**SUPPLIED PASSAGE**
Gaussian process change-point detection {cite}`saatci2010` uses GP marginal likelihood for change detection, modeling the signal as piecewise-stationary GP segments.

**When to use:** Smooth signals where GP models are appropriate and you need change detection that respects temporal correlation.

:::{warning}
GpCpd and ArgpCpd are experimental. Requires the `gp` feature flag.
:::

---

## Stopping criteria

All offline detectors support multiple stopping strategies:

| Stopping | Python usage | When to use |
|---|---|---|
| Known k (`n_bkps`) | `predict(n_bkps=3)` | You know the expected number of changes |
| Manual penalty | `predict(pen=10.0)` | Tight operational control over sensitivity |
| BIC {cite}`schwarz1978` | `predict(pen="bic")` | Good default for automatic model selection |
| AIC {cite}`akaike1974` | `predict(pen="aic")` | Less conservative than BIC; recovers weaker changes |
| PenaltyPath | `stopping={"PenaltyPath": [...]}` | Sweep multiple penalties in one pass |

### Penalty selection guidance

| Scenario | Recommended stopping |
|---|---|
| Unknown number of changes, moderate noise | `pen="bic"` |
| Unknown number, want to find weaker changes | `pen="aic"` |
| Known number of changes | `n_bkps=k` |
| Operational threshold tuning | `pen=<float>` (lower = more sensitive) |
| Exploratory analysis | `PenaltyPath` with a range of values |

BIC/AIC complexity terms are cost-model-aware:
- `l2`: `params_per_segment=2` (mean + residual variance proxy)

(Annotated element listings)
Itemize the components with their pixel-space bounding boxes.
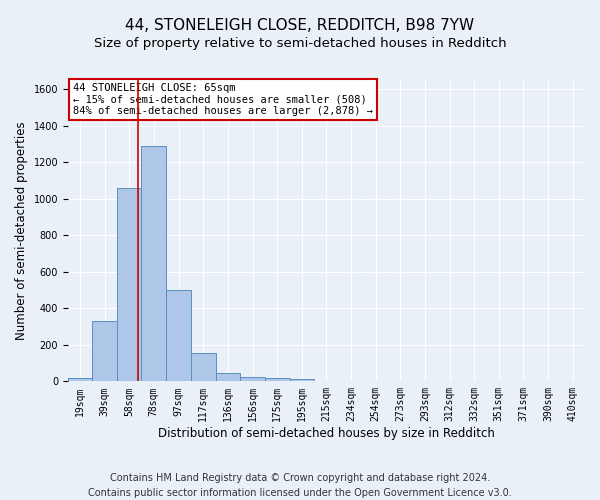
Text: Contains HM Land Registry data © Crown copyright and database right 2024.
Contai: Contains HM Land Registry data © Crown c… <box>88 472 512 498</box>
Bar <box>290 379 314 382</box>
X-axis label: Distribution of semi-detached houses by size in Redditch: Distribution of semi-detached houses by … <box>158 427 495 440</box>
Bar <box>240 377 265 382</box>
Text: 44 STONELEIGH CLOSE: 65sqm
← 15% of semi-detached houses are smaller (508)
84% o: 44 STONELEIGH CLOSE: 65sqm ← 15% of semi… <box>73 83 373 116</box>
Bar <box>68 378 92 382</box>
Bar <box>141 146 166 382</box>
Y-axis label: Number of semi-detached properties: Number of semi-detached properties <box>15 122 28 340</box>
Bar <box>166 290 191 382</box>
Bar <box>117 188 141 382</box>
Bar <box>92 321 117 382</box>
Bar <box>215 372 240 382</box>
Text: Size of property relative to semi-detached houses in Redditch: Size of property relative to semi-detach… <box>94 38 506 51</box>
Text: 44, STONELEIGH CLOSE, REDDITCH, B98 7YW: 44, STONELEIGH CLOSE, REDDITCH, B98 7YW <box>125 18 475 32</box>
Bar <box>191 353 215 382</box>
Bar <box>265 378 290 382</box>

**JOB**
Decide whether each statement agrees with the change-point detection text, answering yes or no and quoting the words from the text that settle it.
1. GpCpd and ArgpCpd need the `gp` feature flag.
2. AIC is more conservative than BIC.
3. Lowering a manual penalty makes detection less sensitive.

**PROBLEM SOLUTION**
1. Yes: "Requires the `gp` feature flag."
2. No: "Less conservative than BIC; recovers weaker changes"
3. No: "(lower = more sensitive)"